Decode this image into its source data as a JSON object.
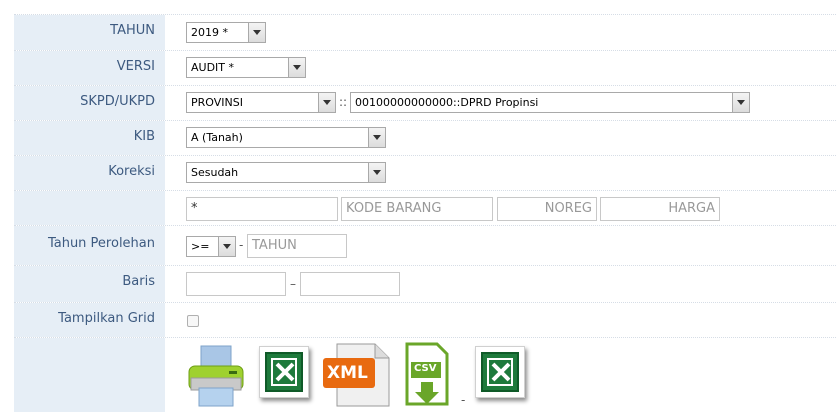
{
  "fields": {
    "tahun": {
      "label": "TAHUN",
      "value": "2019 *"
    },
    "versi": {
      "label": "VERSI",
      "value": "AUDIT *"
    },
    "skpd": {
      "label": "SKPD/UKPD",
      "value": "PROVINSI",
      "separator": "::",
      "unit_value": "00100000000000::DPRD Propinsi"
    },
    "kib": {
      "label": "KIB",
      "value": "A (Tanah)"
    },
    "koreksi": {
      "label": "Koreksi",
      "value": "Sesudah"
    },
    "filter": {
      "asterisk": "*",
      "kode_barang_placeholder": "KODE BARANG",
      "noreg_placeholder": "NOREG",
      "harga_placeholder": "HARGA"
    },
    "tahun_perolehan": {
      "label": "Tahun Perolehan",
      "operator": ">=",
      "dash": "-",
      "tahun_placeholder": "TAHUN"
    },
    "baris": {
      "label": "Baris",
      "dash": "–"
    },
    "tampilkan_grid": {
      "label": "Tampilkan Grid"
    }
  },
  "exports": {
    "xml_label": "XML",
    "csv_label": "CSV",
    "dash": "-",
    "icons": [
      "printer-icon",
      "excel-icon",
      "xml-file-icon",
      "csv-download-icon",
      "excel-icon"
    ]
  },
  "colors": {
    "label_background": "#e6eef6",
    "label_text": "#3d5a80",
    "excel_green": "#1e7a3c",
    "xml_orange": "#e86a10",
    "csv_green": "#6aa629"
  }
}
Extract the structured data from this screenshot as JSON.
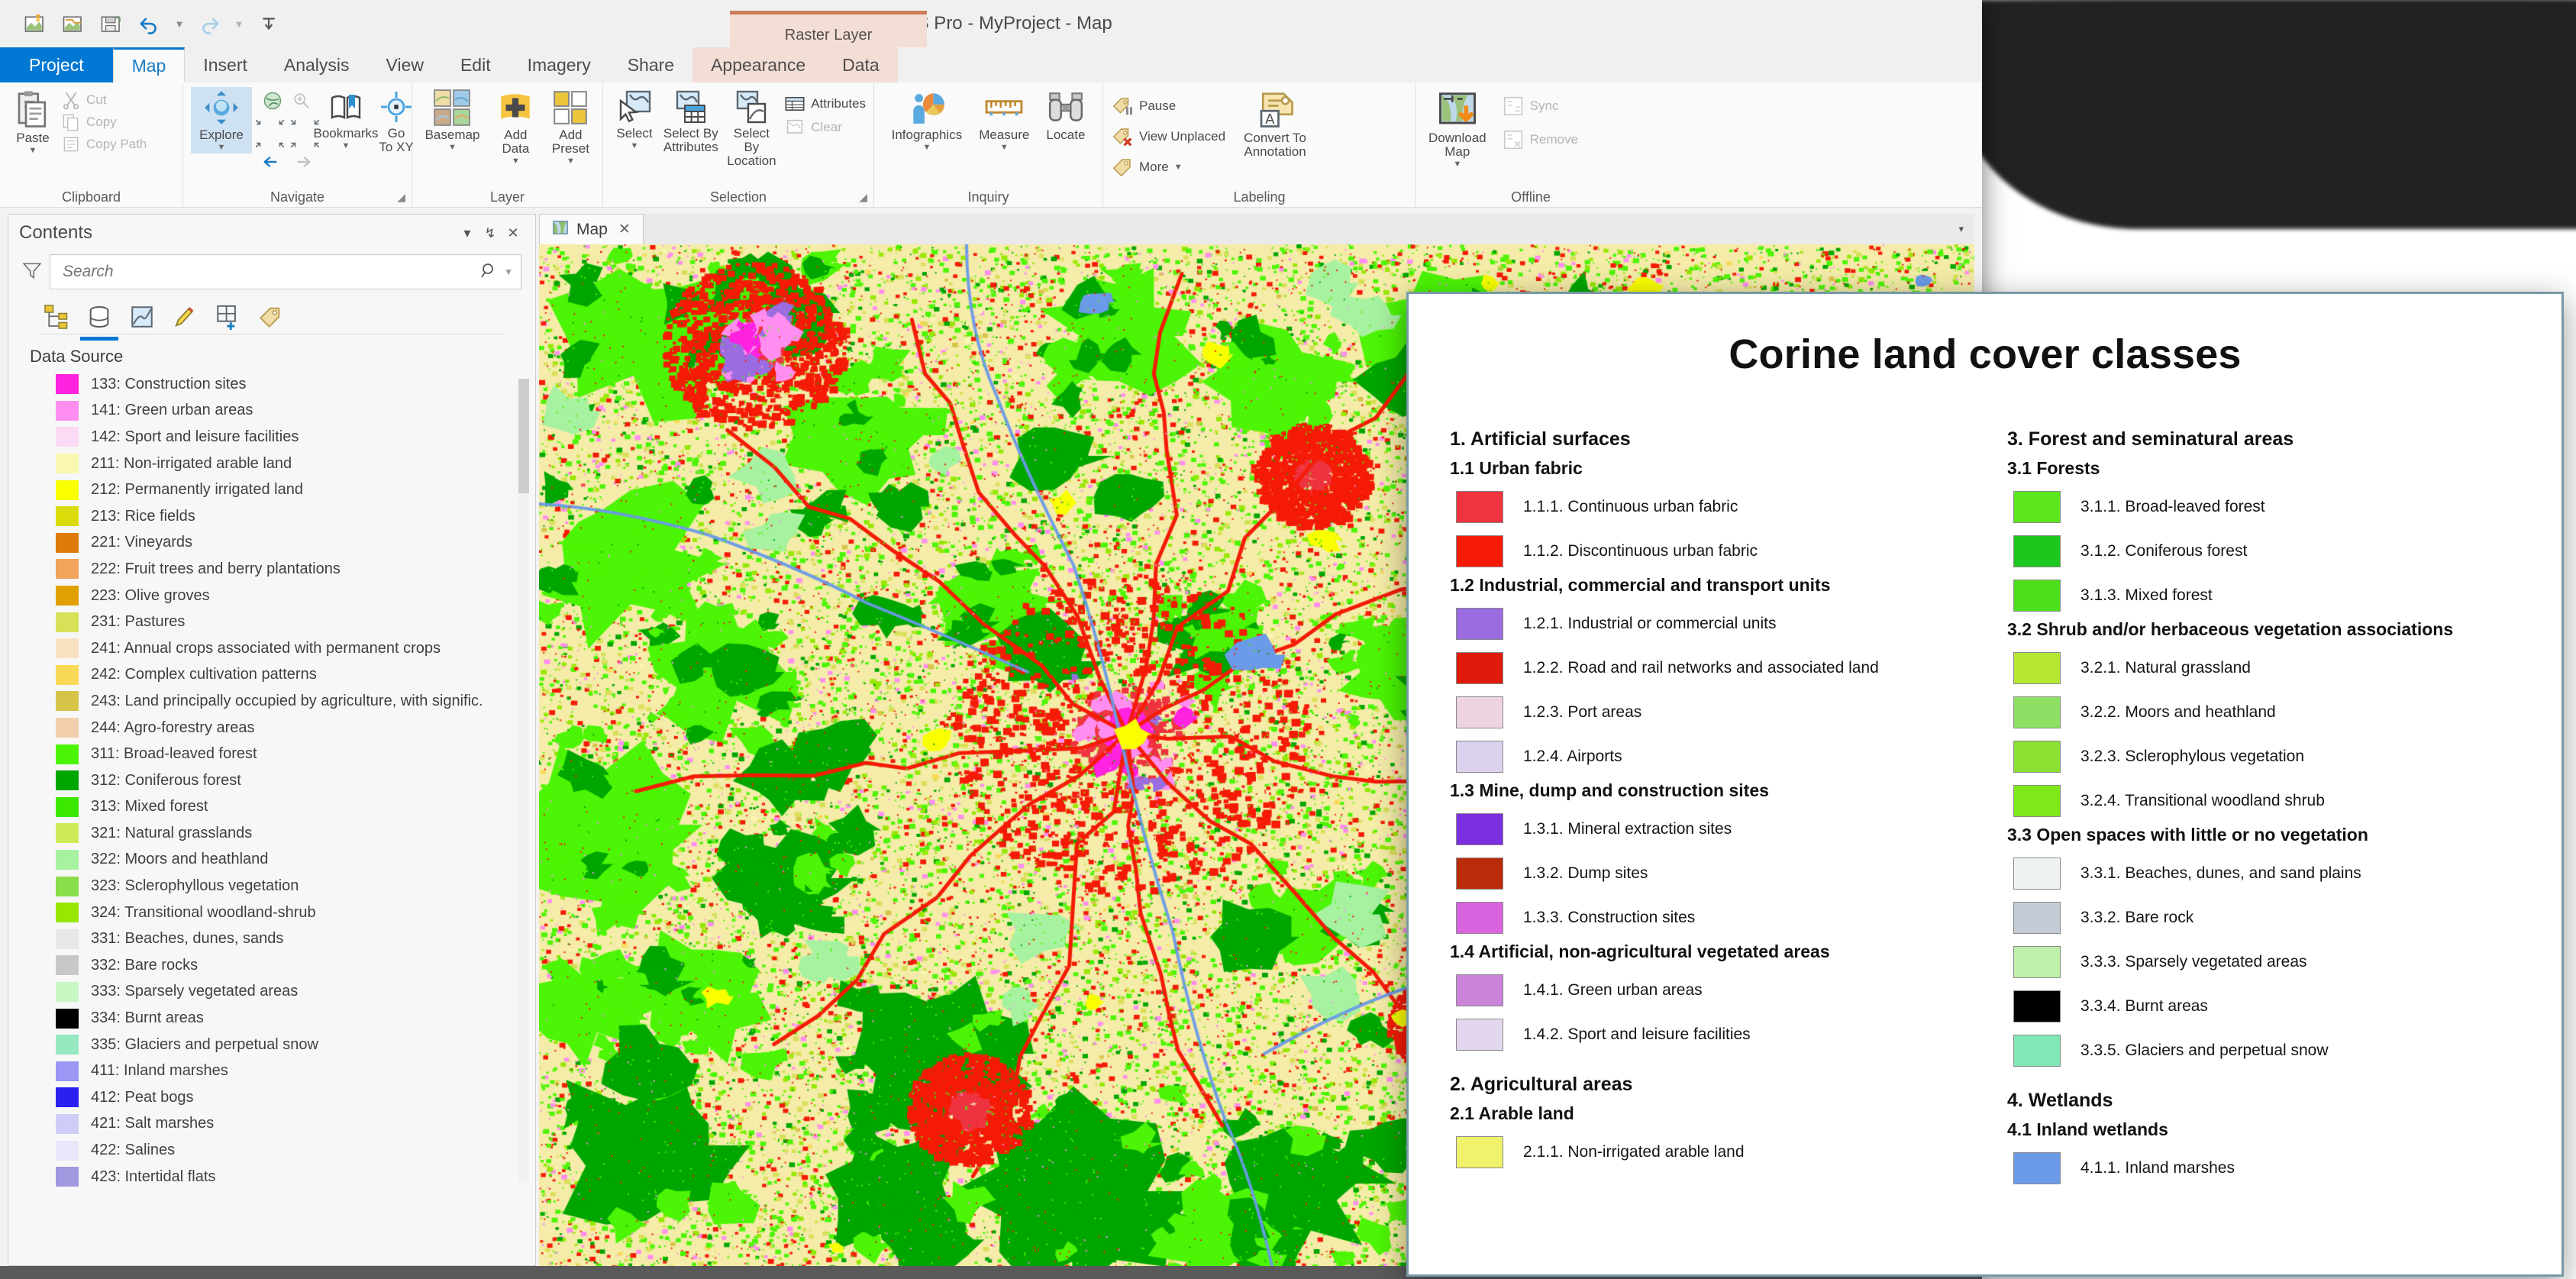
#####
EXERCISE AIM: Print out the whole of the material word for word, without pictures.

TASK RESPONSE:
Decode this image into its source data as a JSON object.
{
  "fields": {
    "tahun": {
      "label": "TAHUN",
      "value": "2019 *"
    },
    "versi": {
      "label": "VERSI",
      "value": "AUDIT *"
    },
    "skpd": {
      "label": "SKPD/UKPD",
      "value": "PROVINSI",
      "separator": "::",
      "unit_value": "00100000000000::DPRD Propinsi"
    },
    "kib": {
      "label": "KIB",
      "value": "A (Tanah)"
    },
    "koreksi": {
      "label": "Koreksi",
      "value": "Sesudah"
    },
    "filter": {
      "asterisk": "*",
      "kode_barang_placeholder": "KODE BARANG",
      "noreg_placeholder": "NOREG",
      "harga_placeholder": "HARGA"
    },
    "tahun_perolehan": {
      "label": "Tahun Perolehan",
      "operator": ">=",
      "dash": "-",
      "tahun_placeholder": "TAHUN"
    },
    "baris": {
      "label": "Baris",
      "dash": "–"
    },
    "tampilkan_grid": {
      "label": "Tampilkan Grid"
    }
  },
  "exports": {
    "xml_label": "XML",
    "csv_label": "CSV",
    "dash": "-",
    "icons": [
      "printer-icon",
      "excel-icon",
      "xml-file-icon",
      "csv-download-icon",
      "excel-icon"
    ]
  },
  "colors": {
    "label_background": "#e6eef6",
    "label_text": "#3d5a80",
    "excel_green": "#1e7a3c",
    "xml_orange": "#e86a10",
    "csv_green": "#6aa629"
  }
}
Extract the structured data from this screenshot as JSON.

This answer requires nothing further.